STATED PROBLEM: Reproduce all of the listing below without alteration.
— Begin RECORDS FOR THE EXERCISE —
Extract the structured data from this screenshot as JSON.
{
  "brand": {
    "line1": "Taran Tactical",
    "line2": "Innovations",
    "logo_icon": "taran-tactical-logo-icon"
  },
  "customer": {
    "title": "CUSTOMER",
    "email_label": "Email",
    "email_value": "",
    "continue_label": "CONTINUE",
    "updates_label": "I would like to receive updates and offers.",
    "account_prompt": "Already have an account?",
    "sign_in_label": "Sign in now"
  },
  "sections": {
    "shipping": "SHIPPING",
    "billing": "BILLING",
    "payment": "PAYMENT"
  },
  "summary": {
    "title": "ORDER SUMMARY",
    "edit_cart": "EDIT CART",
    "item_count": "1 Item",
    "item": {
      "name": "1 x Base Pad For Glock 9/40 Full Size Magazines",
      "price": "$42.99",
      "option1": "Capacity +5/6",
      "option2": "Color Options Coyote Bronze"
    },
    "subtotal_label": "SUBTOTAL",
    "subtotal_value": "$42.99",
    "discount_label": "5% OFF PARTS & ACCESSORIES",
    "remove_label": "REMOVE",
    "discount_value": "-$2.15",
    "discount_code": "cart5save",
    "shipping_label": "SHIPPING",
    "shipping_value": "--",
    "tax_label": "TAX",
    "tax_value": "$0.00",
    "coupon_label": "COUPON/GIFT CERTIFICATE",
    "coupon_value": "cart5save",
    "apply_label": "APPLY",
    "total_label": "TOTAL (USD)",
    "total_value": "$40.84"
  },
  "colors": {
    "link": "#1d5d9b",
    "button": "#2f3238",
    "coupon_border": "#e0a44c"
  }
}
— End RECORDS FOR THE EXERCISE —
RESULT OF THIS EXERCISE:
Extract the structured data from this screenshot as JSON.
{
  "brand": {
    "line1": "Taran Tactical",
    "line2": "Innovations",
    "logo_icon": "taran-tactical-logo-icon"
  },
  "customer": {
    "title": "CUSTOMER",
    "email_label": "Email",
    "email_value": "",
    "continue_label": "CONTINUE",
    "updates_label": "I would like to receive updates and offers.",
    "account_prompt": "Already have an account?",
    "sign_in_label": "Sign in now"
  },
  "sections": {
    "shipping": "SHIPPING",
    "billing": "BILLING",
    "payment": "PAYMENT"
  },
  "summary": {
    "title": "ORDER SUMMARY",
    "edit_cart": "EDIT CART",
    "item_count": "1 Item",
    "item": {
      "name": "1 x Base Pad For Glock 9/40 Full Size Magazines",
      "price": "$42.99",
      "option1": "Capacity +5/6",
      "option2": "Color Options Coyote Bronze"
    },
    "subtotal_label": "SUBTOTAL",
    "subtotal_value": "$42.99",
    "discount_label": "5% OFF PARTS & ACCESSORIES",
    "remove_label": "REMOVE",
    "discount_value": "-$2.15",
    "discount_code": "cart5save",
    "shipping_label": "SHIPPING",
    "shipping_value": "--",
    "tax_label": "TAX",
    "tax_value": "$0.00",
    "coupon_label": "COUPON/GIFT CERTIFICATE",
    "coupon_value": "cart5save",
    "apply_label": "APPLY",
    "total_label": "TOTAL (USD)",
    "total_value": "$40.84"
  },
  "colors": {
    "link": "#1d5d9b",
    "button": "#2f3238",
    "coupon_border": "#e0a44c"
  }
}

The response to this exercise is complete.